> Partes do exercício
a: No texto sobre a história do leite, a que o hábito de homens adultos beberem leite estava ligado na Alemanha da virada do século 20?
b: Atualize o texto sobre a história do leite de "Segundo a historiadora, na" a "cor da pureza).", trocando "branco" por "alvo".
c: Escreva a continuação do texto sobre a história do leite a partir do ponto em que ele termina.

> Trecho do documento
- - - -

Segundo a historiadora, na lógica da época, a vida moderna era algo
complicado e corrompido, mas o leite, consumido por todos os seres humanos no
início da vida, era simples, mundano e natural (ajudado pelo fato de ser
branco, a cor da pureza).
Para completar, era um alimento com gorduras,
carboidratos e proteínas, os três componentes de que o organismo necessita.
'Supercomida' da era industrial
Cada país teve suas próprias variações da história: na Alemanha da
virada do século 20, o advento de homens adultos bebendo leite estava ligado
aos movimentos sociais contrários ao consumo de álcool, assim como à busca por
uma alimentação mais básica, segundo a historiadora Barbara Orland, da
Universidade da Basileia, na Suíça.
Em uma tentativa de mudar a cultura do consumo de cerveja e destilados,
especialmente entre operários, foi feita uma pressão para que se servisse leite
nas fábricas.

- - - -

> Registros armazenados
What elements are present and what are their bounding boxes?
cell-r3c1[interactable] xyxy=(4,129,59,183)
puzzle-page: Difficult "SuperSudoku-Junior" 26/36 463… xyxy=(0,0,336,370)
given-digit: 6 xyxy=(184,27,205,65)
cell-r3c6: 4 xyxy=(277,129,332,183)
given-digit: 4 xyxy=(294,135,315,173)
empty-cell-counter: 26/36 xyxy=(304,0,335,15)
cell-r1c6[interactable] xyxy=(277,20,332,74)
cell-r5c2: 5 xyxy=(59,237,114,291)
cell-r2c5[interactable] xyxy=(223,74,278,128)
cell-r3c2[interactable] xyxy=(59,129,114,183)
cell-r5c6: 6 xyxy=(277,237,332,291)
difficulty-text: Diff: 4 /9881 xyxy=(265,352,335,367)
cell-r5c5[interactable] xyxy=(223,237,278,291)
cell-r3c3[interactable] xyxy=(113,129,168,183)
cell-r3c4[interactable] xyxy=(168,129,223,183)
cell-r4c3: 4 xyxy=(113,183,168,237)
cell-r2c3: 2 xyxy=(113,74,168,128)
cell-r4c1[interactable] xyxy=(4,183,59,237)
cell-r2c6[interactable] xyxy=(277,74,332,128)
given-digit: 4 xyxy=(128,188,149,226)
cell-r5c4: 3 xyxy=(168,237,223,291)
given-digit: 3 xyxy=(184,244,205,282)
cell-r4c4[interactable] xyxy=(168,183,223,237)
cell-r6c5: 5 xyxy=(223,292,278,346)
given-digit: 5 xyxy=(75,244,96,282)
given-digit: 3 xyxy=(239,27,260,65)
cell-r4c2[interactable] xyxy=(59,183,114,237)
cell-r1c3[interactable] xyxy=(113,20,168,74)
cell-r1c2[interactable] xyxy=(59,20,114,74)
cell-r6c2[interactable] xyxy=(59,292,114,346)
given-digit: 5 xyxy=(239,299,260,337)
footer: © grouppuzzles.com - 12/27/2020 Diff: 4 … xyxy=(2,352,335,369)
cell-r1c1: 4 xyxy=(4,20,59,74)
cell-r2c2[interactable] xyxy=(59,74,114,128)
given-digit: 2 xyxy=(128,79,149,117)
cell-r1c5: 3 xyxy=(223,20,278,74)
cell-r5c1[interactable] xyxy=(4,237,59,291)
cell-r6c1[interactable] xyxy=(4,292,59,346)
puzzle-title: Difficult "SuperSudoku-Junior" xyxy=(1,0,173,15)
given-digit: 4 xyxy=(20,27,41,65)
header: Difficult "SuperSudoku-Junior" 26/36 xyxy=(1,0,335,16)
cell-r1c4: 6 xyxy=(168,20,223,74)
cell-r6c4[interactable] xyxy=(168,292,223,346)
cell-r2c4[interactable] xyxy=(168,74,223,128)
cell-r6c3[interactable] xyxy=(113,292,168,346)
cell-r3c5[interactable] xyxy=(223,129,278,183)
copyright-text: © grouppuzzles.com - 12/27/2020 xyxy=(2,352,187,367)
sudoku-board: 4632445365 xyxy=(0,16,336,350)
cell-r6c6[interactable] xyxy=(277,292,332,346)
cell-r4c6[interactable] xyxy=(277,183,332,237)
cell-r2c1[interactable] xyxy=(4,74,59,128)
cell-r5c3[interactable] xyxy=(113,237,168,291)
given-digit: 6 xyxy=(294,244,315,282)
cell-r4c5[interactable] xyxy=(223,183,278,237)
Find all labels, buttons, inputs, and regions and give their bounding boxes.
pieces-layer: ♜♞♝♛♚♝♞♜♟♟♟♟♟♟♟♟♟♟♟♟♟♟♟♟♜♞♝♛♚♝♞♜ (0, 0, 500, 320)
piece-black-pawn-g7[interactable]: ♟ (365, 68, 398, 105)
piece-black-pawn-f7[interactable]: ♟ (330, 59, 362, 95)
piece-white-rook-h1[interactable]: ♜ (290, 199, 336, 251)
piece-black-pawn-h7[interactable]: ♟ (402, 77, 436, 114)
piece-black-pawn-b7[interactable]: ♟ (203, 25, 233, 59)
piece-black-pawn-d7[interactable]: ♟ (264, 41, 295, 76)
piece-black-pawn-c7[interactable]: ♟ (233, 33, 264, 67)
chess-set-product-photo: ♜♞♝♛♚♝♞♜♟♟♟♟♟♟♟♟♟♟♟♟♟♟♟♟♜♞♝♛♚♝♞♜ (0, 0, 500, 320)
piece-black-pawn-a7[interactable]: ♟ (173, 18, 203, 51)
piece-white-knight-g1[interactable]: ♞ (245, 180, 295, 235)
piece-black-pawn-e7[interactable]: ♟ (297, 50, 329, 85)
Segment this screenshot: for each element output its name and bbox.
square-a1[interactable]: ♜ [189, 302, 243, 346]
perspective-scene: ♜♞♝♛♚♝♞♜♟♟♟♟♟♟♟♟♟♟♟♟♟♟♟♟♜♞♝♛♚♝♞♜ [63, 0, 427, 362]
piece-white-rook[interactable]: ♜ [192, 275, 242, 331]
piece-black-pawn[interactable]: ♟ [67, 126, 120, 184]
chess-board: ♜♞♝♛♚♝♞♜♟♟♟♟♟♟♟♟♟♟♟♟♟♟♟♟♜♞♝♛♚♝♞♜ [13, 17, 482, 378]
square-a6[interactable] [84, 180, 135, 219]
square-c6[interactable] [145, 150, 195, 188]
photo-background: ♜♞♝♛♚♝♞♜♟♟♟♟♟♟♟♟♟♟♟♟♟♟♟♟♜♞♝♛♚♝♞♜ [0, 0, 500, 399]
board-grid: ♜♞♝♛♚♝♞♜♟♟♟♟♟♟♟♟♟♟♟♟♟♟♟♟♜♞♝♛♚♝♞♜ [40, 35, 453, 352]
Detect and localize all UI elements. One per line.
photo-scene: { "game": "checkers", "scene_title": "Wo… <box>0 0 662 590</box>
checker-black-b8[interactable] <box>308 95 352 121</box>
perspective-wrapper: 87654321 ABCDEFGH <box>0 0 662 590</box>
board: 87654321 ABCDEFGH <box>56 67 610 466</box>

- - - -

> Respostas por tarefa
a: Estava ligado aos movimentos sociais contrários ao consumo de álcool e à busca por uma alimentação mais básica.

b:
Segundo a historiadora, na lógica da época, a vida moderna era algo
complicado e corrompido, mas o leite, consumido por todos os seres humanos no
início da vida, era simples, mundano e natural (ajudado pelo fato de ser
alvo, a cor da pureza).

c:
Nas primeiras décadas do século passado, conforme cientistas
aprofundaram seus conhecimentos sobre nutrição, o leite passou a ser
considerado como alimento perfeito. Seu papel como uma fonte das
recém-descobertas vitaminas e a ideia de que ele de alguma maneira poderia
corrigir as deficiências de qualquer dieta o fizeram decolar.
Elmer McCollum, bioquímico e nutricionista,
escreveu um influente livro em 1918, chamado The Newer Knowledge of
Nutrition ("O mais novo conhecimento sobre nutrição",
em tradução literal), no qual descreveu o leite como "nosso alimento mais
importante".
Isso agradou à indústria de laticínios, porque os fazendeiros estavam
produzindo muito mais do que conseguiam vender.
Até então, muito leite era usado no preparo de doces ou leite em pó
infantil e até na fabricação de plástico – segundo Valenze, na Segunda Guerra
Mundial, o plástico feito de leite era usado em aviões.
Propriedades questionadas
Mas fazer as pessoas beberem leite era uma prioridade para os
fazendeiros.
O ambiente perfeito surgiu por volta de 1920, quando agricultores,
cientistas e governos se uniram com a mensagem sobre a perfeição nutricional do
leite.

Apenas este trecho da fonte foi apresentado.